> **What needs to be done**:
Extract each line of the data and write it out again exactly.

-- BEGIN --

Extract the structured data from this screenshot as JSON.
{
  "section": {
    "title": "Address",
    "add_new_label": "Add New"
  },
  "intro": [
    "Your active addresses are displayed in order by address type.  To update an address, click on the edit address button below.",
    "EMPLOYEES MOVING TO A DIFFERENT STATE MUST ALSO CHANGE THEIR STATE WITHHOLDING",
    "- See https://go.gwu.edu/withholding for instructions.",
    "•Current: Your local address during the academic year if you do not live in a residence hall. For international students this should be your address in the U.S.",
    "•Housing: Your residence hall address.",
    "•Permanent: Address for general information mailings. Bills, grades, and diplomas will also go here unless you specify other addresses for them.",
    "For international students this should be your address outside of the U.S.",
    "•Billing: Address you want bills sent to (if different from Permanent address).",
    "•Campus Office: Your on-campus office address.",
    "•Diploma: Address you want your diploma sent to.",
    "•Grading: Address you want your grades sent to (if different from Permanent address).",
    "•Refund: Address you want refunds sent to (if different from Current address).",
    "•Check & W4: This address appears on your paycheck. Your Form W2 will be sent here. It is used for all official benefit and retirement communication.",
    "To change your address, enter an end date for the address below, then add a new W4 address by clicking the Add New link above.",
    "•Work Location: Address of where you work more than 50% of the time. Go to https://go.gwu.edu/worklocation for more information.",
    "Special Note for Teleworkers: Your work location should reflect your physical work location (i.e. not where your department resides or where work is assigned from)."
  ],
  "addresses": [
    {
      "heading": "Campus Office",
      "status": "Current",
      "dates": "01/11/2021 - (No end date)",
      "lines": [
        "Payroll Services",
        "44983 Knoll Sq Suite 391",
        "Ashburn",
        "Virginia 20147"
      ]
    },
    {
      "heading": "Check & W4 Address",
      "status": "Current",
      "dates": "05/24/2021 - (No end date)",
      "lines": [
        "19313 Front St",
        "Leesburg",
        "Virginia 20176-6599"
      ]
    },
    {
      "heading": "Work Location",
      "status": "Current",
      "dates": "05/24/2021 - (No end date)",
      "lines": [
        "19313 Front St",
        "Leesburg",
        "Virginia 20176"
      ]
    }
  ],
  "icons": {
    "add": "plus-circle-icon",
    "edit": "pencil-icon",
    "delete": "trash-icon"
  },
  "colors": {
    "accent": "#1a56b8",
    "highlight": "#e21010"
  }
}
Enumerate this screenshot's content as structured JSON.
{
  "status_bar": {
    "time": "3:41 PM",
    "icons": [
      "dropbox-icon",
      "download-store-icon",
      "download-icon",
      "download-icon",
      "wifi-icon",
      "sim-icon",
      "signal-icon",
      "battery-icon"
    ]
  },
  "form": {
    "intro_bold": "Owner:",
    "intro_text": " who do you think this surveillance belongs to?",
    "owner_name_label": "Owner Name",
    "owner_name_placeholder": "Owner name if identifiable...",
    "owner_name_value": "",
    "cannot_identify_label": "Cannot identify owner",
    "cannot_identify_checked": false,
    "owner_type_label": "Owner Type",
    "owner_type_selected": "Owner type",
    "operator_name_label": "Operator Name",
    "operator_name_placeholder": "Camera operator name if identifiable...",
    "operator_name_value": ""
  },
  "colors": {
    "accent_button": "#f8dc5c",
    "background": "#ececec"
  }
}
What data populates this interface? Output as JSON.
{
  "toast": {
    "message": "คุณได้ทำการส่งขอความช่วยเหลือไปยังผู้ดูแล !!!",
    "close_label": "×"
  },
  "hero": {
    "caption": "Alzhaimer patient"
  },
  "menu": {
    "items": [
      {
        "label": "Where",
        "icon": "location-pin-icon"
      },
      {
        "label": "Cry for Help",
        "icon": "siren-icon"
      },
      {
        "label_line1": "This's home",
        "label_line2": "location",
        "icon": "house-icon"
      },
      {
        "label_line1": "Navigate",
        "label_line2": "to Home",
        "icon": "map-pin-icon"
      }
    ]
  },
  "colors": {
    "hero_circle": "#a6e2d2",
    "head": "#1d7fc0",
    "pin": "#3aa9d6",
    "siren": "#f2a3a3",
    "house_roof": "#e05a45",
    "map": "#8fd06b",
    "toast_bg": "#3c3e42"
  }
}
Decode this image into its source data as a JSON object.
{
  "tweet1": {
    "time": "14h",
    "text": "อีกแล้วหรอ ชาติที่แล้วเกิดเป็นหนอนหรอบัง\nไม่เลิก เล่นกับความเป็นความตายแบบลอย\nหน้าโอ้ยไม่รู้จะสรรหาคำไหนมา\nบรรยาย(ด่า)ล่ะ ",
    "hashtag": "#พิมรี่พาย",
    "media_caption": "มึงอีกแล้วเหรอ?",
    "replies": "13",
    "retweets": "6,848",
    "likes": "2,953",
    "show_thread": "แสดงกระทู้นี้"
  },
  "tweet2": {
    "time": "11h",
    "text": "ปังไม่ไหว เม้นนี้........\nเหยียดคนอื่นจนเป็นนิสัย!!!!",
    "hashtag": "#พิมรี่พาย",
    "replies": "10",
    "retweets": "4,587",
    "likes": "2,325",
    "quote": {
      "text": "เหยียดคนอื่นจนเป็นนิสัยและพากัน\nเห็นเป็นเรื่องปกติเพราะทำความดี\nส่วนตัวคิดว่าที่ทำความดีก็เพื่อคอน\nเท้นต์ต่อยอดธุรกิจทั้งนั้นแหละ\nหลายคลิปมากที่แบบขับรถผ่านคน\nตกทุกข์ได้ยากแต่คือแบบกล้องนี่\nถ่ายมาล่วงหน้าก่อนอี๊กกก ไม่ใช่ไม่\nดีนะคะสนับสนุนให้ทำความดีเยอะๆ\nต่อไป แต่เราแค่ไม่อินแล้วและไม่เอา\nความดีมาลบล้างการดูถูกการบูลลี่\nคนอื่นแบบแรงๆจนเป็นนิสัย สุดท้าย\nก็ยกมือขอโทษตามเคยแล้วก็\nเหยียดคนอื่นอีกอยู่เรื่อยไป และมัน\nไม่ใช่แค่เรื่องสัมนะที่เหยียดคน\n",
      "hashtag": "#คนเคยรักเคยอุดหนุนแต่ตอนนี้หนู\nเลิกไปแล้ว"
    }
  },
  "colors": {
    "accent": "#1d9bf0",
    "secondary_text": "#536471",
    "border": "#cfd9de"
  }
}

-- END --

> **Task result**:
Extract the structured data from this screenshot as JSON.
{
  "section": {
    "title": "Address",
    "add_new_label": "Add New"
  },
  "intro": [
    "Your active addresses are displayed in order by address type.  To update an address, click on the edit address button below.",
    "EMPLOYEES MOVING TO A DIFFERENT STATE MUST ALSO CHANGE THEIR STATE WITHHOLDING",
    "- See https://go.gwu.edu/withholding for instructions.",
    "•Current: Your local address during the academic year if you do not live in a residence hall. For international students this should be your address in the U.S.",
    "•Housing: Your residence hall address.",
    "•Permanent: Address for general information mailings. Bills, grades, and diplomas will also go here unless you specify other addresses for them.",
    "For international students this should be your address outside of the U.S.",
    "•Billing: Address you want bills sent to (if different from Permanent address).",
    "•Campus Office: Your on-campus office address.",
    "•Diploma: Address you want your diploma sent to.",
    "•Grading: Address you want your grades sent to (if different from Permanent address).",
    "•Refund: Address you want refunds sent to (if different from Current address).",
    "•Check & W4: This address appears on your paycheck. Your Form W2 will be sent here. It is used for all official benefit and retirement communication.",
    "To change your address, enter an end date for the address below, then add a new W4 address by clicking the Add New link above.",
    "•Work Location: Address of where you work more than 50% of the time. Go to https://go.gwu.edu/worklocation for more information.",
    "Special Note for Teleworkers: Your work location should reflect your physical work location (i.e. not where your department resides or where work is assigned from)."
  ],
  "addresses": [
    {
      "heading": "Campus Office",
      "status": "Current",
      "dates": "01/11/2021 - (No end date)",
      "lines": [
        "Payroll Services",
        "44983 Knoll Sq Suite 391",
        "Ashburn",
        "Virginia 20147"
      ]
    },
    {
      "heading": "Check & W4 Address",
      "status": "Current",
      "dates": "05/24/2021 - (No end date)",
      "lines": [
        "19313 Front St",
        "Leesburg",
        "Virginia 20176-6599"
      ]
    },
    {
      "heading": "Work Location",
      "status": "Current",
      "dates": "05/24/2021 - (No end date)",
      "lines": [
        "19313 Front St",
        "Leesburg",
        "Virginia 20176"
      ]
    }
  ],
  "icons": {
    "add": "plus-circle-icon",
    "edit": "pencil-icon",
    "delete": "trash-icon"
  },
  "colors": {
    "accent": "#1a56b8",
    "highlight": "#e21010"
  }
}
Enumerate this screenshot's content as structured JSON.
{
  "status_bar": {
    "time": "3:41 PM",
    "icons": [
      "dropbox-icon",
      "download-store-icon",
      "download-icon",
      "download-icon",
      "wifi-icon",
      "sim-icon",
      "signal-icon",
      "battery-icon"
    ]
  },
  "form": {
    "intro_bold": "Owner:",
    "intro_text": " who do you think this surveillance belongs to?",
    "owner_name_label": "Owner Name",
    "owner_name_placeholder": "Owner name if identifiable...",
    "owner_name_value": "",
    "cannot_identify_label": "Cannot identify owner",
    "cannot_identify_checked": false,
    "owner_type_label": "Owner Type",
    "owner_type_selected": "Owner type",
    "operator_name_label": "Operator Name",
    "operator_name_placeholder": "Camera operator name if identifiable...",
    "operator_name_value": ""
  },
  "colors": {
    "accent_button": "#f8dc5c",
    "background": "#ececec"
  }
}
What data populates this interface? Output as JSON.
{
  "toast": {
    "message": "คุณได้ทำการส่งขอความช่วยเหลือไปยังผู้ดูแล !!!",
    "close_label": "×"
  },
  "hero": {
    "caption": "Alzhaimer patient"
  },
  "menu": {
    "items": [
      {
        "label": "Where",
        "icon": "location-pin-icon"
      },
      {
        "label": "Cry for Help",
        "icon": "siren-icon"
      },
      {
        "label_line1": "This's home",
        "label_line2": "location",
        "icon": "house-icon"
      },
      {
        "label_line1": "Navigate",
        "label_line2": "to Home",
        "icon": "map-pin-icon"
      }
    ]
  },
  "colors": {
    "hero_circle": "#a6e2d2",
    "head": "#1d7fc0",
    "pin": "#3aa9d6",
    "siren": "#f2a3a3",
    "house_roof": "#e05a45",
    "map": "#8fd06b",
    "toast_bg": "#3c3e42"
  }
}
Decode this image into its source data as a JSON object.
{
  "tweet1": {
    "time": "14h",
    "text": "อีกแล้วหรอ ชาติที่แล้วเกิดเป็นหนอนหรอบัง\nไม่เลิก เล่นกับความเป็นความตายแบบลอย\nหน้าโอ้ยไม่รู้จะสรรหาคำไหนมา\nบรรยาย(ด่า)ล่ะ ",
    "hashtag": "#พิมรี่พาย",
    "media_caption": "มึงอีกแล้วเหรอ?",
    "replies": "13",
    "retweets": "6,848",
    "likes": "2,953",
    "show_thread": "แสดงกระทู้นี้"
  },
  "tweet2": {
    "time": "11h",
    "text": "ปังไม่ไหว เม้นนี้........\nเหยียดคนอื่นจนเป็นนิสัย!!!!",
    "hashtag": "#พิมรี่พาย",
    "replies": "10",
    "retweets": "4,587",
    "likes": "2,325",
    "quote": {
      "text": "เหยียดคนอื่นจนเป็นนิสัยและพากัน\nเห็นเป็นเรื่องปกติเพราะทำความดี\nส่วนตัวคิดว่าที่ทำความดีก็เพื่อคอน\nเท้นต์ต่อยอดธุรกิจทั้งนั้นแหละ\nหลายคลิปมากที่แบบขับรถผ่านคน\nตกทุกข์ได้ยากแต่คือแบบกล้องนี่\nถ่ายมาล่วงหน้าก่อนอี๊กกก ไม่ใช่ไม่\nดีนะคะสนับสนุนให้ทำความดีเยอะๆ\nต่อไป แต่เราแค่ไม่อินแล้วและไม่เอา\nความดีมาลบล้างการดูถูกการบูลลี่\nคนอื่นแบบแรงๆจนเป็นนิสัย สุดท้าย\nก็ยกมือขอโทษตามเคยแล้วก็\nเหยียดคนอื่นอีกอยู่เรื่อยไป และมัน\nไม่ใช่แค่เรื่องสัมนะที่เหยียดคน\n",
      "hashtag": "#คนเคยรักเคยอุดหนุนแต่ตอนนี้หนู\nเลิกไปแล้ว"
    }
  },
  "colors": {
    "accent": "#1d9bf0",
    "secondary_text": "#536471",
    "border": "#cfd9de"
  }
}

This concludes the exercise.